___ Data lines ___

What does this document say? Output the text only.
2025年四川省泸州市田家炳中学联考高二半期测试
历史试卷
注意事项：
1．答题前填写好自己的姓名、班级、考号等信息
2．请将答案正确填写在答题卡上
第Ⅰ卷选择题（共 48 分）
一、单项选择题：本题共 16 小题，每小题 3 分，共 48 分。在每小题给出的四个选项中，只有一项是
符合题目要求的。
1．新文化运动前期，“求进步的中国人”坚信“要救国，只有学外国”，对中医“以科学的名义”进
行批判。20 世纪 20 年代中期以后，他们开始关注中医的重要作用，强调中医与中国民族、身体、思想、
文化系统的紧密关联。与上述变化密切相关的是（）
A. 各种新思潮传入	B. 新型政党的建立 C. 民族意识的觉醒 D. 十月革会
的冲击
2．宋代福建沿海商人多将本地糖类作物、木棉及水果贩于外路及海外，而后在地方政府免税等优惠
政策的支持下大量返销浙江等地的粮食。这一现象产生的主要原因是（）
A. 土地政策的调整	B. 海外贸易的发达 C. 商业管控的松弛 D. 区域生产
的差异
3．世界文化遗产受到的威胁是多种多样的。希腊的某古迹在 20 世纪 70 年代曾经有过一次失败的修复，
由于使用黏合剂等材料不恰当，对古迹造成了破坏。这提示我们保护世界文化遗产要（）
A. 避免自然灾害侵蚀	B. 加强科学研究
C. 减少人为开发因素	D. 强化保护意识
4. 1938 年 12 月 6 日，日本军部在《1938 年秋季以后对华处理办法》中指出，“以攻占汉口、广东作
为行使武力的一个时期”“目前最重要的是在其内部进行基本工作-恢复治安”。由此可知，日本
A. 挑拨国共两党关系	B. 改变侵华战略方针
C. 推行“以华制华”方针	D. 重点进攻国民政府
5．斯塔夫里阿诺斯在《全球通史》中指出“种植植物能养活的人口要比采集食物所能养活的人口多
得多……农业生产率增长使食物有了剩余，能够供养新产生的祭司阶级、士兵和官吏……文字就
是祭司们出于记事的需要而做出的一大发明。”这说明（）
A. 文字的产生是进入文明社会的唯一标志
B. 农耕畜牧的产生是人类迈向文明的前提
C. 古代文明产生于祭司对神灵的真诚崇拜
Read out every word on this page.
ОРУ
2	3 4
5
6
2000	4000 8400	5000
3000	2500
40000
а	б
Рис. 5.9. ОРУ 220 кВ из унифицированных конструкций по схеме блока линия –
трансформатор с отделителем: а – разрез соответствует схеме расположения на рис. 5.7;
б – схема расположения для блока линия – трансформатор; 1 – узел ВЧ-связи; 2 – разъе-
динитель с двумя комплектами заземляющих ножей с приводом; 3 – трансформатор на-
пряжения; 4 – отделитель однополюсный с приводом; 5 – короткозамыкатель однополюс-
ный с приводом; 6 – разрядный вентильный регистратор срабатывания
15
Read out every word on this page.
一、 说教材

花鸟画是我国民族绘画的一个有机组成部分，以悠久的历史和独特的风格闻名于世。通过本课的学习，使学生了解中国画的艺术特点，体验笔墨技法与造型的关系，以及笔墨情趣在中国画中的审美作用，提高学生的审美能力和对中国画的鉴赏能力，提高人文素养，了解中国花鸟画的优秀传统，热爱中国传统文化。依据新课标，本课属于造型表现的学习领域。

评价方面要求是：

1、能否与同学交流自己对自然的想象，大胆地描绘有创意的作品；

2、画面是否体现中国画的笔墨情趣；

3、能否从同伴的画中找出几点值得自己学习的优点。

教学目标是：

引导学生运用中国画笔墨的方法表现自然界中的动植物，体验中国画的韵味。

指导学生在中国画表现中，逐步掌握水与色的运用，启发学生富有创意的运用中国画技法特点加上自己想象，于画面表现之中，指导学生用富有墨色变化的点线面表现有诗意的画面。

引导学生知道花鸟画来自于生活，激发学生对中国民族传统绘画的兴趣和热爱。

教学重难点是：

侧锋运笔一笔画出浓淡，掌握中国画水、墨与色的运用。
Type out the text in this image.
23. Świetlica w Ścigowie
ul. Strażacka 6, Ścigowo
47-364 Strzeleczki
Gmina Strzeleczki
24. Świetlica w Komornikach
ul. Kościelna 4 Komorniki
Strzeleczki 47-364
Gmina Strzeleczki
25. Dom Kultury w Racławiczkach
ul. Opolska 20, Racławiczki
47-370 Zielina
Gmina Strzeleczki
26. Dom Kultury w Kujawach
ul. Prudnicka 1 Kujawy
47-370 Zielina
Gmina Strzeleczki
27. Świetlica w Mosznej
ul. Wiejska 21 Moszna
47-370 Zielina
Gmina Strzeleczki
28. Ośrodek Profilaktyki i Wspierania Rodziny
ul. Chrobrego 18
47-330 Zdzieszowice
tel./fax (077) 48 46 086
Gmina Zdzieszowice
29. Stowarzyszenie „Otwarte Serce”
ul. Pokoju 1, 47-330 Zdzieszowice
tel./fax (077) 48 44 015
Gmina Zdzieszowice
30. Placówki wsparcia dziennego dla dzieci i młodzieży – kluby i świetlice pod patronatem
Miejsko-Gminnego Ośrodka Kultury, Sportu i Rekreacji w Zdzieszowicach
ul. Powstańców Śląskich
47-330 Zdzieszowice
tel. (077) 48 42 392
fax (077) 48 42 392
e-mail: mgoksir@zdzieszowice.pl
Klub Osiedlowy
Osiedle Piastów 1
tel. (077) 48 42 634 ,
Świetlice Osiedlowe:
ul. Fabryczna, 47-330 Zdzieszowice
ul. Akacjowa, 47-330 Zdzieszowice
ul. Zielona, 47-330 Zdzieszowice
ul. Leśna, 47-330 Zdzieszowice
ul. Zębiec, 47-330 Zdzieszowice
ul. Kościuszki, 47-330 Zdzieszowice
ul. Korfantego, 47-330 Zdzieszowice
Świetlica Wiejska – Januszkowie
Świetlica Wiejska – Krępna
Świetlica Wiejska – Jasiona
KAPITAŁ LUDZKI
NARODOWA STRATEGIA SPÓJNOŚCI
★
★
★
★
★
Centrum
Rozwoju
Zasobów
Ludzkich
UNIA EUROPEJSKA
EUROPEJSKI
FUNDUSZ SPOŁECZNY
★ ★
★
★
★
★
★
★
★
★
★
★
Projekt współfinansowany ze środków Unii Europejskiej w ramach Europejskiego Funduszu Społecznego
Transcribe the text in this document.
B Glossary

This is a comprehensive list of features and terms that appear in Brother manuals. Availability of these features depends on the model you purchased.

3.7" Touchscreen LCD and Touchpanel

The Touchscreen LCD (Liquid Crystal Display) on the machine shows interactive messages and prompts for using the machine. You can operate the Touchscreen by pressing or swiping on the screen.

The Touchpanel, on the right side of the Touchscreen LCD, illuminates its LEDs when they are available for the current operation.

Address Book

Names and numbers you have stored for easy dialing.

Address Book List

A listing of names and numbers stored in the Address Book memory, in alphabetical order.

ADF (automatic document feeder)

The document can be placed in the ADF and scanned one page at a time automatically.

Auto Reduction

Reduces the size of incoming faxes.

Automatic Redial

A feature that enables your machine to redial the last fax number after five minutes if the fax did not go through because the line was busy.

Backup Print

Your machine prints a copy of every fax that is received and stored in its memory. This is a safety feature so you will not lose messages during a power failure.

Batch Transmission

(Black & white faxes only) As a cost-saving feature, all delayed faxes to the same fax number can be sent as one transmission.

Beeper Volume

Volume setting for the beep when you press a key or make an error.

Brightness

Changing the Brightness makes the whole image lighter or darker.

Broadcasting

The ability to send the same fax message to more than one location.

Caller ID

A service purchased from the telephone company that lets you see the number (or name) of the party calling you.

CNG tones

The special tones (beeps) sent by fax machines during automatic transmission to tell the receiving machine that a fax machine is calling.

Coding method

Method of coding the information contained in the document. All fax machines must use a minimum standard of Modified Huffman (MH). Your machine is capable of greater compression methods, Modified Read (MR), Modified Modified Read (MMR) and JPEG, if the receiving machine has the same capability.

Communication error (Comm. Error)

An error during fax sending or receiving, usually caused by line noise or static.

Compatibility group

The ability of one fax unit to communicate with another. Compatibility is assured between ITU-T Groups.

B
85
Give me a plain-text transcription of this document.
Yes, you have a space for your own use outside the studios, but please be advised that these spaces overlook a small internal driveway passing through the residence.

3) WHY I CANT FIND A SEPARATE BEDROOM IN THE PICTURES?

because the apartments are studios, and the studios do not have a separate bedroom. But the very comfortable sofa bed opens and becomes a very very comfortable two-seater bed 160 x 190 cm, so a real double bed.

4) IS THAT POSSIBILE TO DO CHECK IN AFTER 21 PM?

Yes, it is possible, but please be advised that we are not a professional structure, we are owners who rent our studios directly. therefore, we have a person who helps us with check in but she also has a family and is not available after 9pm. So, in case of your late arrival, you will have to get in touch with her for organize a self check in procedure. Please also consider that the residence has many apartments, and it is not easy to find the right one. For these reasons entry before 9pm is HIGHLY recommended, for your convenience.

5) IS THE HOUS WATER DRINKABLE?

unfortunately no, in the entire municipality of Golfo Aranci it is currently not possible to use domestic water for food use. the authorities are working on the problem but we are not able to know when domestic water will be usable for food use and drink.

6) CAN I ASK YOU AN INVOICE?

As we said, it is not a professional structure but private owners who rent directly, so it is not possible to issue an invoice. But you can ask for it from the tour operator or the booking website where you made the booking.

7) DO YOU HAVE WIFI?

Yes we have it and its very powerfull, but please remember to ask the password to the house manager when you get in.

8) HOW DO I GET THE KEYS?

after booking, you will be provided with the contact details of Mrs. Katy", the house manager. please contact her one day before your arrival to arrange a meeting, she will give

___

● Problem to solve
Find the word "блока" and list each line it appears in.

● Completed task
Рис. 5.9. ОРУ 220 кВ из унифицированных конструкций по схеме блока линия –
б – схема расположения для блока линия – трансформатор; 1 – узел ВЧ-связи; 2 – разъе-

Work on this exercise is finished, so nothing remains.